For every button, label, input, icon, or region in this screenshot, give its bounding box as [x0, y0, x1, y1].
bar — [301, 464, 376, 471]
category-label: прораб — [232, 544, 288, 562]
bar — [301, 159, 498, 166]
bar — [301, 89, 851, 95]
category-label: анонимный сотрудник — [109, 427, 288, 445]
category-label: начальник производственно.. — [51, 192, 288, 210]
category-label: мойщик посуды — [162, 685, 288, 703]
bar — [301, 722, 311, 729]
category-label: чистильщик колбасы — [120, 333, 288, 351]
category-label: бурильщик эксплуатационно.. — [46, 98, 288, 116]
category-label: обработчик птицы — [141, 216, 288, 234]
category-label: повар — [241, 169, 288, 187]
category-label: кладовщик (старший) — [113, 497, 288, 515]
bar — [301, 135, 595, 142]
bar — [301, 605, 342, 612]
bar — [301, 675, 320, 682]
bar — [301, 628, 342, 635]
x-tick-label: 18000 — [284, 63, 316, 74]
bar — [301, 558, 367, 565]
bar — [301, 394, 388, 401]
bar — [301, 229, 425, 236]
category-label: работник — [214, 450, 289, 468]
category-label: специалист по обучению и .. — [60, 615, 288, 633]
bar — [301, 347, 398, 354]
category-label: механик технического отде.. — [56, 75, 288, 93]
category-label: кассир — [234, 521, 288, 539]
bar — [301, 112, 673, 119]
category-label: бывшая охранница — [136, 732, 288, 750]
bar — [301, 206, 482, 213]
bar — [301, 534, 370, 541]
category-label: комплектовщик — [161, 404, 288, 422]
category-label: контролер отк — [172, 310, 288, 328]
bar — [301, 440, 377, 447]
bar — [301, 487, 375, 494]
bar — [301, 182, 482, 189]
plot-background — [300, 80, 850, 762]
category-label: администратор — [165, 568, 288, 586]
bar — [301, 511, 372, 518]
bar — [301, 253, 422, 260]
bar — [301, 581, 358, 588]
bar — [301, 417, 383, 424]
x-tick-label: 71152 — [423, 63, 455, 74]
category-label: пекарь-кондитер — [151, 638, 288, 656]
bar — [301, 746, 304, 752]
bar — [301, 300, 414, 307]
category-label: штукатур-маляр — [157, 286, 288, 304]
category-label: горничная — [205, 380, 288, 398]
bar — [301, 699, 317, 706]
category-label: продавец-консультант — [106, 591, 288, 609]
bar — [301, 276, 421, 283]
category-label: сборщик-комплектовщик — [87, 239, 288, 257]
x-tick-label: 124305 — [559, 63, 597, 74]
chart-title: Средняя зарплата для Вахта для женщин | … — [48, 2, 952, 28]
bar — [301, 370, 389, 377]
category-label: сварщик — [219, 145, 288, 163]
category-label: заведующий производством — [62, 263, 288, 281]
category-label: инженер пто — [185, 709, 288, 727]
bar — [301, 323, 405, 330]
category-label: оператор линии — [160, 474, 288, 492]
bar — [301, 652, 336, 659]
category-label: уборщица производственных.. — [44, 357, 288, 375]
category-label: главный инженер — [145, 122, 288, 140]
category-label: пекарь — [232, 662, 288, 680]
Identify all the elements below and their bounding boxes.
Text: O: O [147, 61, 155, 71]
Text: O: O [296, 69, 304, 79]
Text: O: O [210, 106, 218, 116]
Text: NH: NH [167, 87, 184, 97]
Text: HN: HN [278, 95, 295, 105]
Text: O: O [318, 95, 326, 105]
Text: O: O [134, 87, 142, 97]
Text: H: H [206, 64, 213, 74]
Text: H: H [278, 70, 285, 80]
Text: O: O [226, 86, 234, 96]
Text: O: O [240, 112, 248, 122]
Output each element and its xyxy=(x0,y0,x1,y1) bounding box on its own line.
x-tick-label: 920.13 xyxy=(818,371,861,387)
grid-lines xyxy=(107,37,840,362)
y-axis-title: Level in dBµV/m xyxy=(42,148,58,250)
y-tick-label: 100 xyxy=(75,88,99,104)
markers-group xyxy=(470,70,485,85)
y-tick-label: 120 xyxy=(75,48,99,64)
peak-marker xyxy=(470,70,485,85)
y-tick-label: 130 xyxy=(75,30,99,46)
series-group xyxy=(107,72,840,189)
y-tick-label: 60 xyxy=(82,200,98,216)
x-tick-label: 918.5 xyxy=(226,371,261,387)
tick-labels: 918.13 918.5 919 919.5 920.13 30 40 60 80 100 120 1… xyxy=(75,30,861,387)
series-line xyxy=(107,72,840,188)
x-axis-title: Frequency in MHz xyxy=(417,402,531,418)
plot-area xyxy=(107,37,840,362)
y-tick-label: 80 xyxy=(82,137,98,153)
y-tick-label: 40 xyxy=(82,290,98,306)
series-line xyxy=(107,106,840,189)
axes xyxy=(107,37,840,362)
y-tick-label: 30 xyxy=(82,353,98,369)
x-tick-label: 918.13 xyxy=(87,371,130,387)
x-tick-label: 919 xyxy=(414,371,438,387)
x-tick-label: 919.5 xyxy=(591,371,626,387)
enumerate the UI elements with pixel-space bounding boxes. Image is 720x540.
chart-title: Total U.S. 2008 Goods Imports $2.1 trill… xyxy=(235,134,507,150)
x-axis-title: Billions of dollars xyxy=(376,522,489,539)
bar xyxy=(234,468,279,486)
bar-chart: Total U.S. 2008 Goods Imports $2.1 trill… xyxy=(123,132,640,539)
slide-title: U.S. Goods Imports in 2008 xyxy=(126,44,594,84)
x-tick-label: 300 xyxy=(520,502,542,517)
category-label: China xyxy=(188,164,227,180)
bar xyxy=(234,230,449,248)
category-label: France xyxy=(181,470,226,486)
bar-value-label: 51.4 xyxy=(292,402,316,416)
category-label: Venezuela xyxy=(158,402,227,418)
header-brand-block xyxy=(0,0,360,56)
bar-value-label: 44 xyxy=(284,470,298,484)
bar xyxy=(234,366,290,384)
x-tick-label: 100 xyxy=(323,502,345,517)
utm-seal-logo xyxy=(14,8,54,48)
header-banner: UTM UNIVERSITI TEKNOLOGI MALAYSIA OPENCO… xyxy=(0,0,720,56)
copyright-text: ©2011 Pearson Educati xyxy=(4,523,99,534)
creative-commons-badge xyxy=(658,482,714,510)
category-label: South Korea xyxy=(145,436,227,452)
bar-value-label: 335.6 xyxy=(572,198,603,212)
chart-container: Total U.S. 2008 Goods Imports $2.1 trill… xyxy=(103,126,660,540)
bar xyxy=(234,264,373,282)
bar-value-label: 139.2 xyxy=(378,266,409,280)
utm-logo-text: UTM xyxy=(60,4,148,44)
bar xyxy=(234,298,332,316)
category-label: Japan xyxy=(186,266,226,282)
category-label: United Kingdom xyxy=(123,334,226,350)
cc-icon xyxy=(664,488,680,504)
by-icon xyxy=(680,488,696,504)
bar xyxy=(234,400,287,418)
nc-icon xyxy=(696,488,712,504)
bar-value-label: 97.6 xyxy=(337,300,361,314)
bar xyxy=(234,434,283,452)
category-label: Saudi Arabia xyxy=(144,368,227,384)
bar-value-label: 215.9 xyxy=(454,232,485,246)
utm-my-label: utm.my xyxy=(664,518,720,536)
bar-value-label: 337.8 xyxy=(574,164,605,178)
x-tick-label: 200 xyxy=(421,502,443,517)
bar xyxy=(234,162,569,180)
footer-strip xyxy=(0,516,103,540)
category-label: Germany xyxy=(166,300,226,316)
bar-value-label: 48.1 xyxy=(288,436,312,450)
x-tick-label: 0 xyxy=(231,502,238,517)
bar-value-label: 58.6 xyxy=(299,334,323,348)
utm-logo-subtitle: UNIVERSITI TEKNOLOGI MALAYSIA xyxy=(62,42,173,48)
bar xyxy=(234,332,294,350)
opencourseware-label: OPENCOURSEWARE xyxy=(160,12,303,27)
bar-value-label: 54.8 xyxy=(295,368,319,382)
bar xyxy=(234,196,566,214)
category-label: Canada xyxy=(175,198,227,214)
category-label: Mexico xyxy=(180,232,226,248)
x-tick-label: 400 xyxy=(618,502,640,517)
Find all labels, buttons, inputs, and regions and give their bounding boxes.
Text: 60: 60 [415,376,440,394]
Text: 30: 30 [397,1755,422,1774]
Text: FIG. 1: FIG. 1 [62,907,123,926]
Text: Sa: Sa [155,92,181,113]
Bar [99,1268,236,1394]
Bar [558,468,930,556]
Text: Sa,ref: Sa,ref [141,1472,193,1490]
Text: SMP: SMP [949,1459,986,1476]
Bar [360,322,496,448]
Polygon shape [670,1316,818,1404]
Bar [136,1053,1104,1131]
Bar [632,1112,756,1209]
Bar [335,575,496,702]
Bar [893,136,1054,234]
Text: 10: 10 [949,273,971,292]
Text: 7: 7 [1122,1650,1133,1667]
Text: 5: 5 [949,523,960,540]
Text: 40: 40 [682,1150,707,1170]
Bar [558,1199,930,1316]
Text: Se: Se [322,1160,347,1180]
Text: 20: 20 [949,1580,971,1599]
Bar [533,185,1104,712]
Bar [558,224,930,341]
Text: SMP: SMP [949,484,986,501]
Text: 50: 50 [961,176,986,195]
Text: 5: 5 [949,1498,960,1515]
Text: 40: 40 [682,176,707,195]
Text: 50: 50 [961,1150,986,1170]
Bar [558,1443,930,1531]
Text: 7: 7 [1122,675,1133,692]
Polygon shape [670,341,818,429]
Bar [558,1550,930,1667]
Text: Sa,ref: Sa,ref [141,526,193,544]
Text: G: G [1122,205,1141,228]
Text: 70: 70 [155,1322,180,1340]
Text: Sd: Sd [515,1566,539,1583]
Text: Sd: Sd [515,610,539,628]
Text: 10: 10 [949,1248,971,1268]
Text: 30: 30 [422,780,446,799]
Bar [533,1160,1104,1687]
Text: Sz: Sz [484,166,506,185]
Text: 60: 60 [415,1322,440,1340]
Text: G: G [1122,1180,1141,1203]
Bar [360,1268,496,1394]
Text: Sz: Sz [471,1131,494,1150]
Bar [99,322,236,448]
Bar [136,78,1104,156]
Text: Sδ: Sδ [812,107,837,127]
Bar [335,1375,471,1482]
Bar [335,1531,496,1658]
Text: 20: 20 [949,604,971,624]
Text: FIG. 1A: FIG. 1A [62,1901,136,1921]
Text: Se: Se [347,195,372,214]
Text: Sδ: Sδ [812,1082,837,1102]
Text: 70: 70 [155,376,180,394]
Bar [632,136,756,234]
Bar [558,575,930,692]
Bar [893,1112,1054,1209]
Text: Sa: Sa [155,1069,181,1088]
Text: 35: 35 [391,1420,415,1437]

______________________________

→ **What is being asked**
In the entries, from the first line up to and including the line with "category-label: повар — [241, 169, 288, 187]", swap "bar" for "column" and give those lines back with nothing else altered.

→ **Complete output**
For every button, label, input, icon, or region in this screenshot, give its bounding box as [x0, y0, x1, y1].
column — [301, 464, 376, 471]
category-label: прораб — [232, 544, 288, 562]
column — [301, 159, 498, 166]
column — [301, 89, 851, 95]
category-label: анонимный сотрудник — [109, 427, 288, 445]
category-label: начальник производственно.. — [51, 192, 288, 210]
category-label: мойщик посуды — [162, 685, 288, 703]
column — [301, 722, 311, 729]
category-label: чистильщик колбасы — [120, 333, 288, 351]
category-label: бурильщик эксплуатационно.. — [46, 98, 288, 116]
category-label: обработчик птицы — [141, 216, 288, 234]
category-label: повар — [241, 169, 288, 187]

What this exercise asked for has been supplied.